> **DESCRIPTION OF THE TASK**:
Copy out each line of the material below with no changes.

> **DATA RECORDS**:
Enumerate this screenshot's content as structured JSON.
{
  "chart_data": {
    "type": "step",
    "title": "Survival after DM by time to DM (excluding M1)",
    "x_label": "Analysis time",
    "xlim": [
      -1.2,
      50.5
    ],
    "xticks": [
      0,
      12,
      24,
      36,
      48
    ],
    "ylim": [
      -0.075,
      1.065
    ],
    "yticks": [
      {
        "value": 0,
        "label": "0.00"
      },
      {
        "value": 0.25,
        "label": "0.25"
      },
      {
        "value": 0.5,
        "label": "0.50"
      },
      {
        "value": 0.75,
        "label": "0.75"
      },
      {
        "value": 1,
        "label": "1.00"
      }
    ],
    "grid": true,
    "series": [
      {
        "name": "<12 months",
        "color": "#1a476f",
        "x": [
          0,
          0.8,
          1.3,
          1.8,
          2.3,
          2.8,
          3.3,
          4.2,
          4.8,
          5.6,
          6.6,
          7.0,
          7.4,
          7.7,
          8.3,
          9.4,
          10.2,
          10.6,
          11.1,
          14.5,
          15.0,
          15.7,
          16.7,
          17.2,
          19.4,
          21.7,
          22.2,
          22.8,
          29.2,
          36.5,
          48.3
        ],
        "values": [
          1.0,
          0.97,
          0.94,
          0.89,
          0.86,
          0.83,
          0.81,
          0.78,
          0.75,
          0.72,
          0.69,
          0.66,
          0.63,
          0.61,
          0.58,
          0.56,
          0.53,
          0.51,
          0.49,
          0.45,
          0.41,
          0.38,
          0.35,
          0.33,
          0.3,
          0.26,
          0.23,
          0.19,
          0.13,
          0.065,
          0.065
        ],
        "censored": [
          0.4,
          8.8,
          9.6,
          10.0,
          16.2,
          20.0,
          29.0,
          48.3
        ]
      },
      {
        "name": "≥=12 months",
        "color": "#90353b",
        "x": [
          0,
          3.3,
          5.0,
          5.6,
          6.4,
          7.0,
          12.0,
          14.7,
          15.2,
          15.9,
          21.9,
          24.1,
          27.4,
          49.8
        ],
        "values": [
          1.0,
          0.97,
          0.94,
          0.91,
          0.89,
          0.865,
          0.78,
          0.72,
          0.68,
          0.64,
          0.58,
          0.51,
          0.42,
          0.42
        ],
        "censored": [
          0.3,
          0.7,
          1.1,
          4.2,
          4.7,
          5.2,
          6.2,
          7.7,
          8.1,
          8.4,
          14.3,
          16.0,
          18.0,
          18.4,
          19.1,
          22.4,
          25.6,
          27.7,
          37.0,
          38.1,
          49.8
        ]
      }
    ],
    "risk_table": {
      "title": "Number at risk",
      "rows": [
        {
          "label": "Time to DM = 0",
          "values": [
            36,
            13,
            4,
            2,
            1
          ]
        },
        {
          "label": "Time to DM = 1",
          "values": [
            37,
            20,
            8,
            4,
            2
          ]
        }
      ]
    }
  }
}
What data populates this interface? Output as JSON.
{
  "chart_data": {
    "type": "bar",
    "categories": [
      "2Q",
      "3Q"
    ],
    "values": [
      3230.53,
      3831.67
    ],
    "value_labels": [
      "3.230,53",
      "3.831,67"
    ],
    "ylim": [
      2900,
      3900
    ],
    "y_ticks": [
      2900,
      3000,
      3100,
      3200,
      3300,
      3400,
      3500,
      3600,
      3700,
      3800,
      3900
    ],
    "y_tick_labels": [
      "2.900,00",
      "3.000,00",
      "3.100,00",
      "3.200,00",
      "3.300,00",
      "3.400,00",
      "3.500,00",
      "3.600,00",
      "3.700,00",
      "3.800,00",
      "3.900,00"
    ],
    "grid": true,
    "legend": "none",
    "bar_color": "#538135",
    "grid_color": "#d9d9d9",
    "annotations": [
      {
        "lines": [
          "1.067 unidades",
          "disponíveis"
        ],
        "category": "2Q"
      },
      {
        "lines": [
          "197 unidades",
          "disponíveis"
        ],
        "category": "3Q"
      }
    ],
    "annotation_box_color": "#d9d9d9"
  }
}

> **SOLUTION FOR THIS EXERCISE**:
Enumerate this screenshot's content as structured JSON.
{
  "chart_data": {
    "type": "step",
    "title": "Survival after DM by time to DM (excluding M1)",
    "x_label": "Analysis time",
    "xlim": [
      -1.2,
      50.5
    ],
    "xticks": [
      0,
      12,
      24,
      36,
      48
    ],
    "ylim": [
      -0.075,
      1.065
    ],
    "yticks": [
      {
        "value": 0,
        "label": "0.00"
      },
      {
        "value": 0.25,
        "label": "0.25"
      },
      {
        "value": 0.5,
        "label": "0.50"
      },
      {
        "value": 0.75,
        "label": "0.75"
      },
      {
        "value": 1,
        "label": "1.00"
      }
    ],
    "grid": true,
    "series": [
      {
        "name": "<12 months",
        "color": "#1a476f",
        "x": [
          0,
          0.8,
          1.3,
          1.8,
          2.3,
          2.8,
          3.3,
          4.2,
          4.8,
          5.6,
          6.6,
          7.0,
          7.4,
          7.7,
          8.3,
          9.4,
          10.2,
          10.6,
          11.1,
          14.5,
          15.0,
          15.7,
          16.7,
          17.2,
          19.4,
          21.7,
          22.2,
          22.8,
          29.2,
          36.5,
          48.3
        ],
        "values": [
          1.0,
          0.97,
          0.94,
          0.89,
          0.86,
          0.83,
          0.81,
          0.78,
          0.75,
          0.72,
          0.69,
          0.66,
          0.63,
          0.61,
          0.58,
          0.56,
          0.53,
          0.51,
          0.49,
          0.45,
          0.41,
          0.38,
          0.35,
          0.33,
          0.3,
          0.26,
          0.23,
          0.19,
          0.13,
          0.065,
          0.065
        ],
        "censored": [
          0.4,
          8.8,
          9.6,
          10.0,
          16.2,
          20.0,
          29.0,
          48.3
        ]
      },
      {
        "name": "≥=12 months",
        "color": "#90353b",
        "x": [
          0,
          3.3,
          5.0,
          5.6,
          6.4,
          7.0,
          12.0,
          14.7,
          15.2,
          15.9,
          21.9,
          24.1,
          27.4,
          49.8
        ],
        "values": [
          1.0,
          0.97,
          0.94,
          0.91,
          0.89,
          0.865,
          0.78,
          0.72,
          0.68,
          0.64,
          0.58,
          0.51,
          0.42,
          0.42
        ],
        "censored": [
          0.3,
          0.7,
          1.1,
          4.2,
          4.7,
          5.2,
          6.2,
          7.7,
          8.1,
          8.4,
          14.3,
          16.0,
          18.0,
          18.4,
          19.1,
          22.4,
          25.6,
          27.7,
          37.0,
          38.1,
          49.8
        ]
      }
    ],
    "risk_table": {
      "title": "Number at risk",
      "rows": [
        {
          "label": "Time to DM = 0",
          "values": [
            36,
            13,
            4,
            2,
            1
          ]
        },
        {
          "label": "Time to DM = 1",
          "values": [
            37,
            20,
            8,
            4,
            2
          ]
        }
      ]
    }
  }
}
What data populates this interface? Output as JSON.
{
  "chart_data": {
    "type": "bar",
    "categories": [
      "2Q",
      "3Q"
    ],
    "values": [
      3230.53,
      3831.67
    ],
    "value_labels": [
      "3.230,53",
      "3.831,67"
    ],
    "ylim": [
      2900,
      3900
    ],
    "y_ticks": [
      2900,
      3000,
      3100,
      3200,
      3300,
      3400,
      3500,
      3600,
      3700,
      3800,
      3900
    ],
    "y_tick_labels": [
      "2.900,00",
      "3.000,00",
      "3.100,00",
      "3.200,00",
      "3.300,00",
      "3.400,00",
      "3.500,00",
      "3.600,00",
      "3.700,00",
      "3.800,00",
      "3.900,00"
    ],
    "grid": true,
    "legend": "none",
    "bar_color": "#538135",
    "grid_color": "#d9d9d9",
    "annotations": [
      {
        "lines": [
          "1.067 unidades",
          "disponíveis"
        ],
        "category": "2Q"
      },
      {
        "lines": [
          "197 unidades",
          "disponíveis"
        ],
        "category": "3Q"
      }
    ],
    "annotation_box_color": "#d9d9d9"
  }
}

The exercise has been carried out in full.